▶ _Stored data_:
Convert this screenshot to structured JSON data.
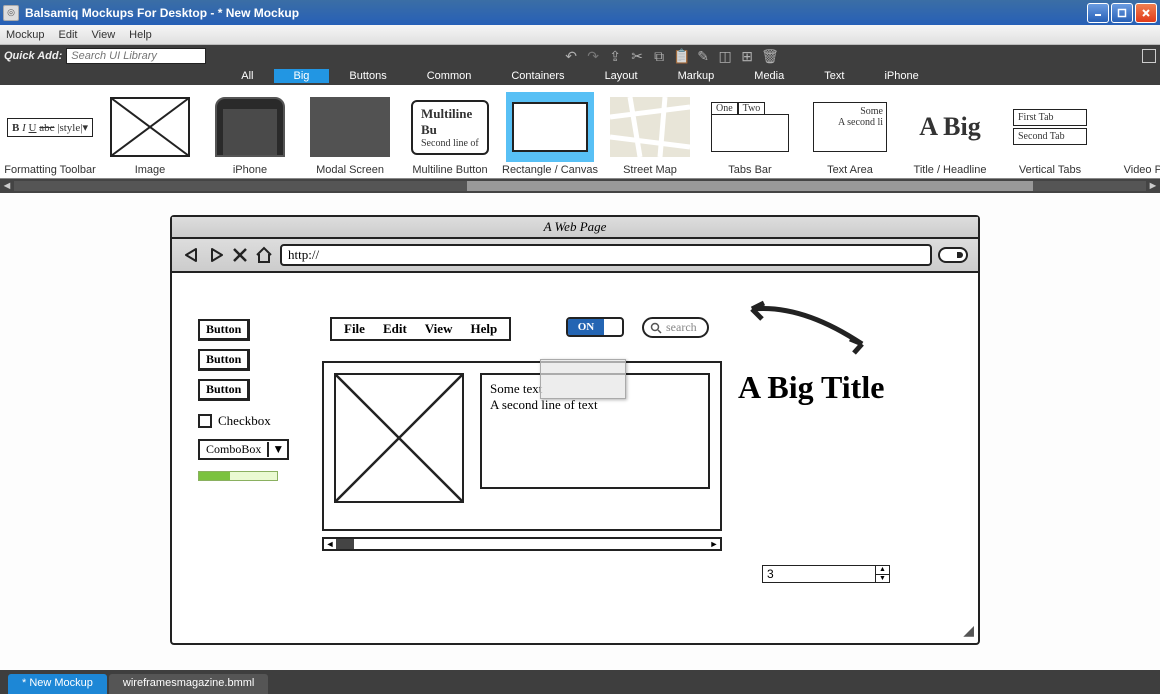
{
  "titlebar": {
    "app": "Balsamiq Mockups For Desktop",
    "doc": "* New Mockup"
  },
  "menubar": [
    "Mockup",
    "Edit",
    "View",
    "Help"
  ],
  "quickadd": {
    "label": "Quick Add:",
    "placeholder": "Search UI Library"
  },
  "categories": [
    "All",
    "Big",
    "Buttons",
    "Common",
    "Containers",
    "Layout",
    "Markup",
    "Media",
    "Text",
    "iPhone"
  ],
  "activeCategory": "Big",
  "library": [
    {
      "label": "Formatting Toolbar"
    },
    {
      "label": "Image"
    },
    {
      "label": "iPhone"
    },
    {
      "label": "Modal Screen"
    },
    {
      "label": "Multiline Button",
      "t1": "Multiline Bu",
      "t2": "Second line of"
    },
    {
      "label": "Rectangle / Canvas",
      "selected": true
    },
    {
      "label": "Street Map"
    },
    {
      "label": "Tabs Bar",
      "t1": "One",
      "t2": "Two"
    },
    {
      "label": "Text Area",
      "t1": "Some",
      "t2": "A second li"
    },
    {
      "label": "Title / Headline",
      "t1": "A Big"
    },
    {
      "label": "Vertical Tabs",
      "t1": "First Tab",
      "t2": "Second Tab"
    },
    {
      "label": "Video Pl"
    }
  ],
  "browser": {
    "title": "A Web Page",
    "url": "http://",
    "buttons": [
      "Button",
      "Button",
      "Button"
    ],
    "checkbox": "Checkbox",
    "combobox": "ComboBox",
    "menu": [
      "File",
      "Edit",
      "View",
      "Help"
    ],
    "toggle": "ON",
    "searchPlaceholder": "search",
    "textarea": {
      "l1": "Some text",
      "l2": "A second line of text"
    },
    "bigTitle": "A Big Title",
    "stepper": "3"
  },
  "doctabs": {
    "active": "* New Mockup",
    "other": "wireframesmagazine.bmml"
  }
}
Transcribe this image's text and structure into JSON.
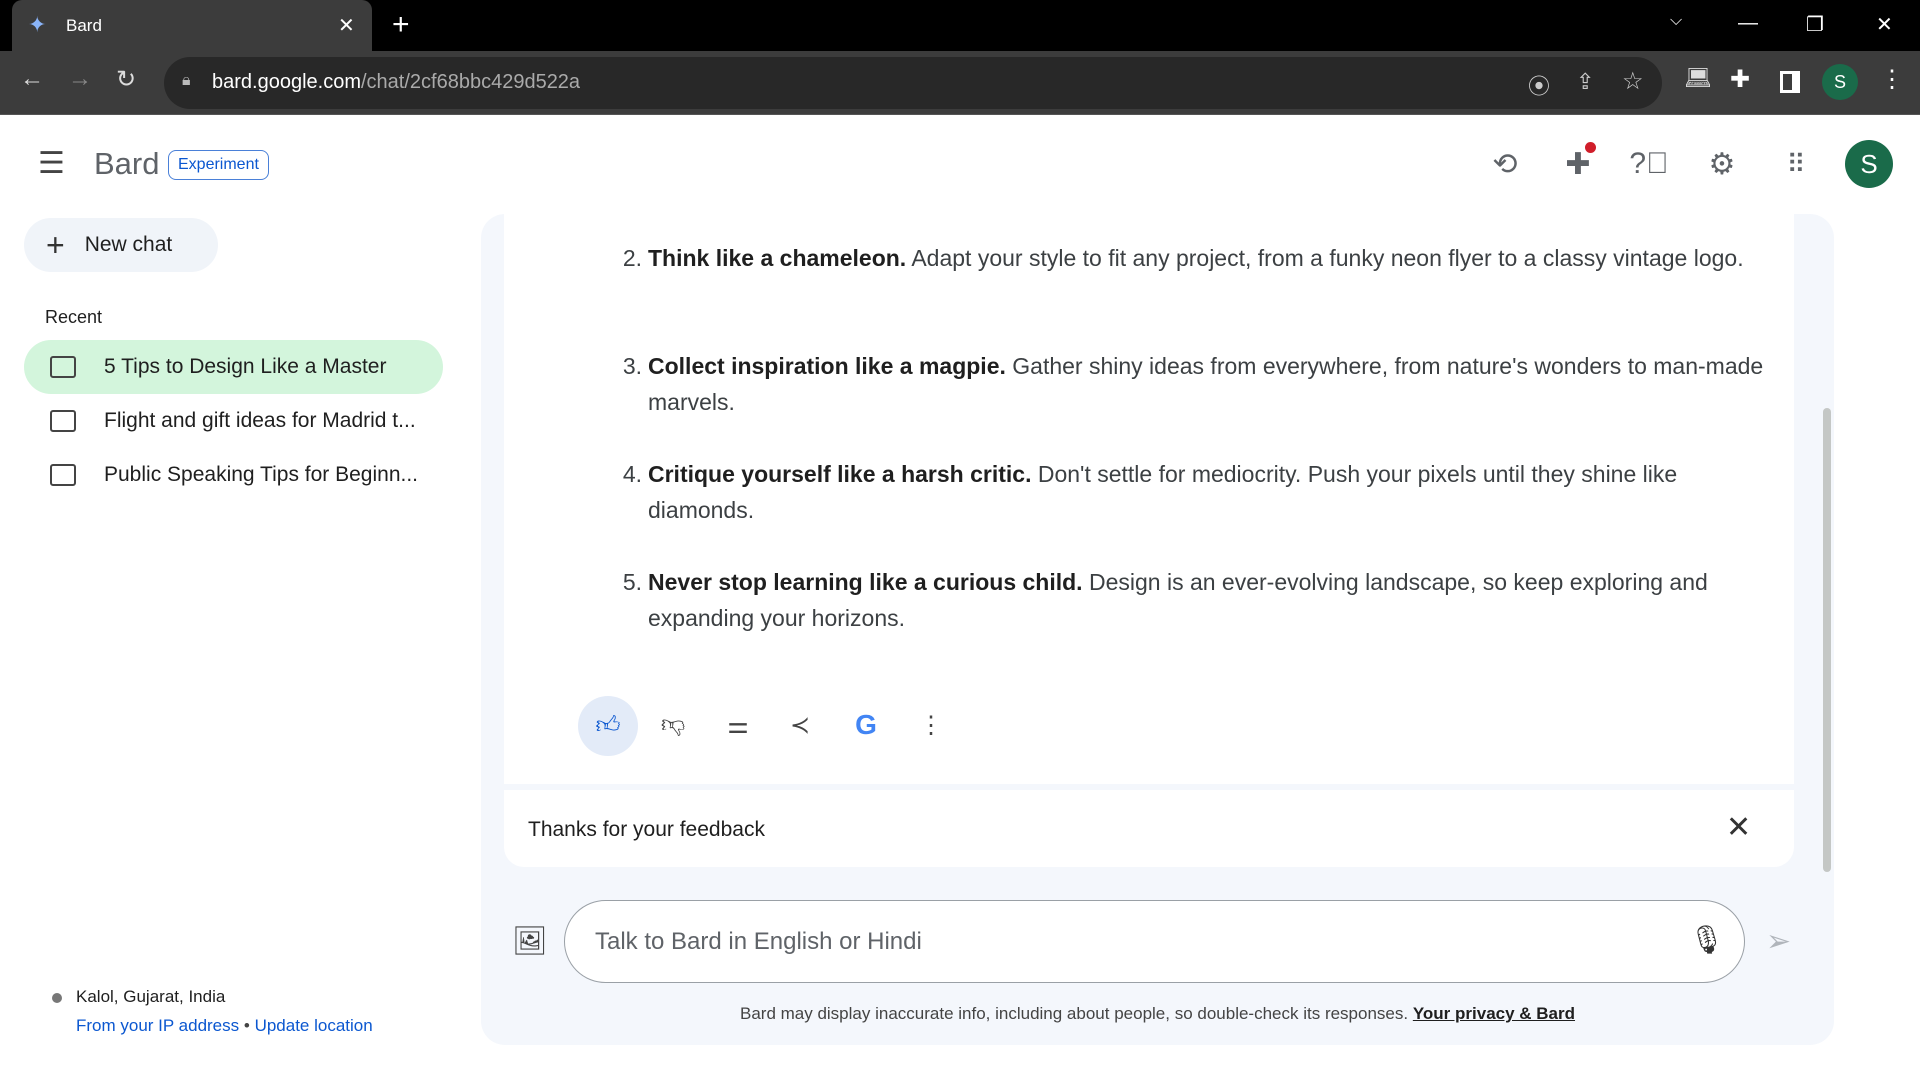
{
  "browser": {
    "tab_title": "Bard",
    "url_host": "bard.google.com",
    "url_path": "/chat/2cf68bbc429d522a",
    "profile_initial": "S"
  },
  "header": {
    "app_name": "Bard",
    "badge": "Experiment",
    "avatar_initial": "S"
  },
  "sidebar": {
    "new_chat": "New chat",
    "recent_label": "Recent",
    "items": [
      {
        "label": "5 Tips to Design Like a Master",
        "active": true
      },
      {
        "label": "Flight and gift ideas for Madrid t...",
        "active": false
      },
      {
        "label": "Public Speaking Tips for Beginn...",
        "active": false
      }
    ],
    "location": {
      "place": "Kalol, Gujarat, India",
      "source": "From your IP address",
      "separator": "•",
      "update": "Update location"
    }
  },
  "response": {
    "items": [
      {
        "num": "2.",
        "bold": "Think like a chameleon.",
        "text": " Adapt your style to fit any project, from a funky neon flyer to a classy vintage logo."
      },
      {
        "num": "3.",
        "bold": "Collect inspiration like a magpie.",
        "text": " Gather shiny ideas from everywhere, from nature's wonders to man-made marvels."
      },
      {
        "num": "4.",
        "bold": "Critique yourself like a harsh critic.",
        "text": " Don't settle for mediocrity. Push your pixels until they shine like diamonds."
      },
      {
        "num": "5.",
        "bold": "Never stop learning like a curious child.",
        "text": " Design is an ever-evolving landscape, so keep exploring and expanding your horizons."
      }
    ],
    "thumbs_up_selected": true
  },
  "feedback": {
    "text": "Thanks for your feedback"
  },
  "input": {
    "placeholder": "Talk to Bard in English or Hindi",
    "value": ""
  },
  "footer": {
    "disclaimer": "Bard may display inaccurate info, including about people, so double-check its responses. ",
    "privacy_link": "Your privacy & Bard"
  },
  "colors": {
    "active_item": "#d3f5dc",
    "accent_blue": "#0b57d0",
    "avatar": "#1a6b4a"
  }
}
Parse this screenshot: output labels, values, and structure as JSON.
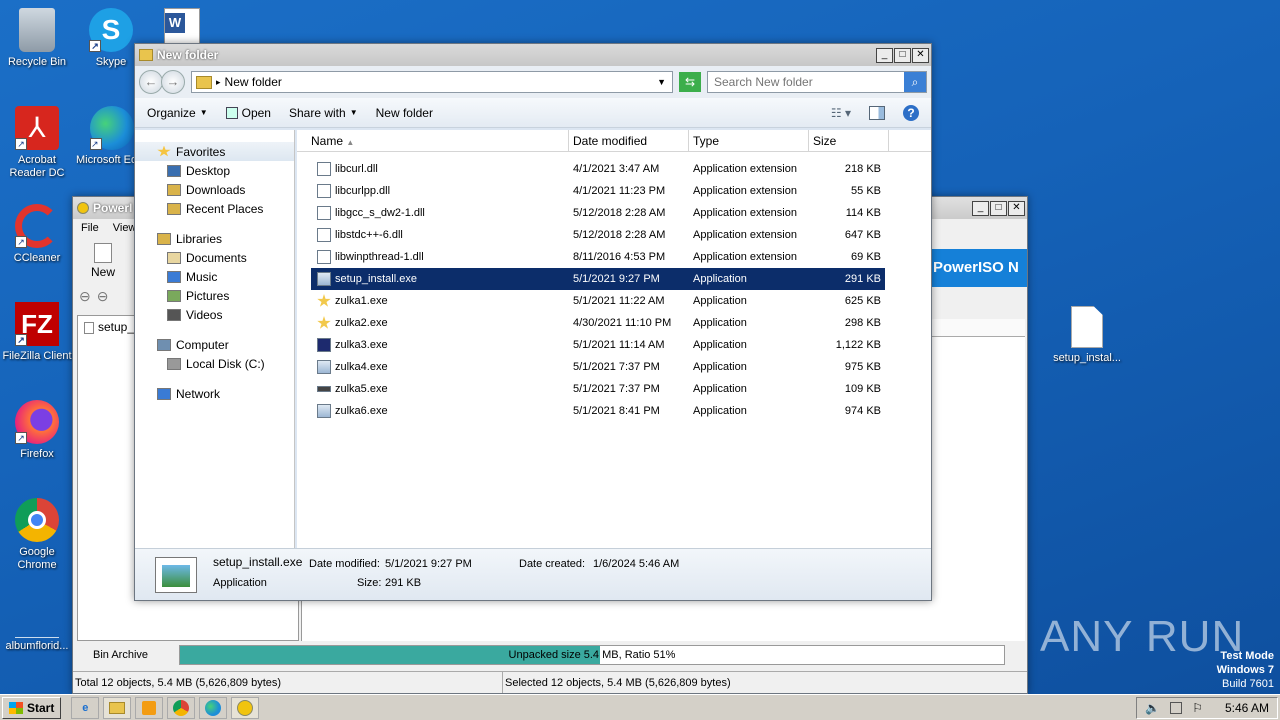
{
  "desktop": {
    "icons": [
      {
        "label": "Recycle Bin",
        "icon": "recycle-bin-icon"
      },
      {
        "label": "Skype",
        "icon": "skype-icon"
      },
      {
        "label": "Acrobat Reader DC",
        "icon": "acrobat-icon"
      },
      {
        "label": "Microsoft Ed",
        "icon": "edge-icon"
      },
      {
        "label": "CCleaner",
        "icon": "ccleaner-icon"
      },
      {
        "label": "FileZilla Client",
        "icon": "filezilla-icon"
      },
      {
        "label": "Firefox",
        "icon": "firefox-icon"
      },
      {
        "label": "Google Chrome",
        "icon": "chrome-icon"
      },
      {
        "label": "albumflorid...",
        "icon": "file-icon"
      },
      {
        "label": "setup_instal...",
        "icon": "blank-file-icon"
      }
    ],
    "watermark": "ANY RUN",
    "testmode": {
      "line1": "Test Mode",
      "line2": "Windows 7",
      "line3": "Build 7601"
    }
  },
  "poweriso": {
    "title": "PowerI",
    "menu": [
      "File",
      "View"
    ],
    "toolbar_new": "New",
    "file_item": "setup_",
    "banner": "PowerISO N",
    "status_type": "Bin Archive",
    "progress_text": "Unpacked size 5.4 MB, Ratio 51%",
    "progress_fraction": 0.51,
    "status_left": "Total 12 objects, 5.4 MB (5,626,809 bytes)",
    "status_right": "Selected 12 objects, 5.4 MB (5,626,809 bytes)"
  },
  "explorer": {
    "title": "New folder",
    "address": "New folder",
    "search_placeholder": "Search New folder",
    "commands": {
      "organize": "Organize",
      "open": "Open",
      "share": "Share with",
      "newfolder": "New folder"
    },
    "nav": [
      {
        "label": "Favorites",
        "indent": 0
      },
      {
        "label": "Desktop",
        "indent": 1
      },
      {
        "label": "Downloads",
        "indent": 1
      },
      {
        "label": "Recent Places",
        "indent": 1
      },
      {
        "label": "Libraries",
        "indent": 0
      },
      {
        "label": "Documents",
        "indent": 1
      },
      {
        "label": "Music",
        "indent": 1
      },
      {
        "label": "Pictures",
        "indent": 1
      },
      {
        "label": "Videos",
        "indent": 1
      },
      {
        "label": "Computer",
        "indent": 0
      },
      {
        "label": "Local Disk (C:)",
        "indent": 1
      },
      {
        "label": "Network",
        "indent": 0
      }
    ],
    "columns": {
      "name": "Name",
      "date": "Date modified",
      "type": "Type",
      "size": "Size"
    },
    "files": [
      {
        "name": "libcurl.dll",
        "date": "4/1/2021 3:47 AM",
        "type": "Application extension",
        "size": "218 KB"
      },
      {
        "name": "libcurlpp.dll",
        "date": "4/1/2021 11:23 PM",
        "type": "Application extension",
        "size": "55 KB"
      },
      {
        "name": "libgcc_s_dw2-1.dll",
        "date": "5/12/2018 2:28 AM",
        "type": "Application extension",
        "size": "114 KB"
      },
      {
        "name": "libstdc++-6.dll",
        "date": "5/12/2018 2:28 AM",
        "type": "Application extension",
        "size": "647 KB"
      },
      {
        "name": "libwinpthread-1.dll",
        "date": "8/11/2016 4:53 PM",
        "type": "Application extension",
        "size": "69 KB"
      },
      {
        "name": "setup_install.exe",
        "date": "5/1/2021 9:27 PM",
        "type": "Application",
        "size": "291 KB"
      },
      {
        "name": "zulka1.exe",
        "date": "5/1/2021 11:22 AM",
        "type": "Application",
        "size": "625 KB"
      },
      {
        "name": "zulka2.exe",
        "date": "4/30/2021 11:10 PM",
        "type": "Application",
        "size": "298 KB"
      },
      {
        "name": "zulka3.exe",
        "date": "5/1/2021 11:14 AM",
        "type": "Application",
        "size": "1,122 KB"
      },
      {
        "name": "zulka4.exe",
        "date": "5/1/2021 7:37 PM",
        "type": "Application",
        "size": "975 KB"
      },
      {
        "name": "zulka5.exe",
        "date": "5/1/2021 7:37 PM",
        "type": "Application",
        "size": "109 KB"
      },
      {
        "name": "zulka6.exe",
        "date": "5/1/2021 8:41 PM",
        "type": "Application",
        "size": "974 KB"
      }
    ],
    "selected_index": 5,
    "details": {
      "name": "setup_install.exe",
      "type": "Application",
      "modified_label": "Date modified:",
      "modified": "5/1/2021 9:27 PM",
      "created_label": "Date created:",
      "created": "1/6/2024 5:46 AM",
      "size_label": "Size:",
      "size": "291 KB"
    }
  },
  "taskbar": {
    "start": "Start",
    "clock": "5:46 AM"
  }
}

▶ _Description of the task_:
Return a copy of every line that includes the word "bytes".

▶ _Complete output_:
    "status_left": "Total 12 objects, 5.4 MB (5,626,809 bytes)",
    "status_right": "Selected 12 objects, 5.4 MB (5,626,809 bytes)"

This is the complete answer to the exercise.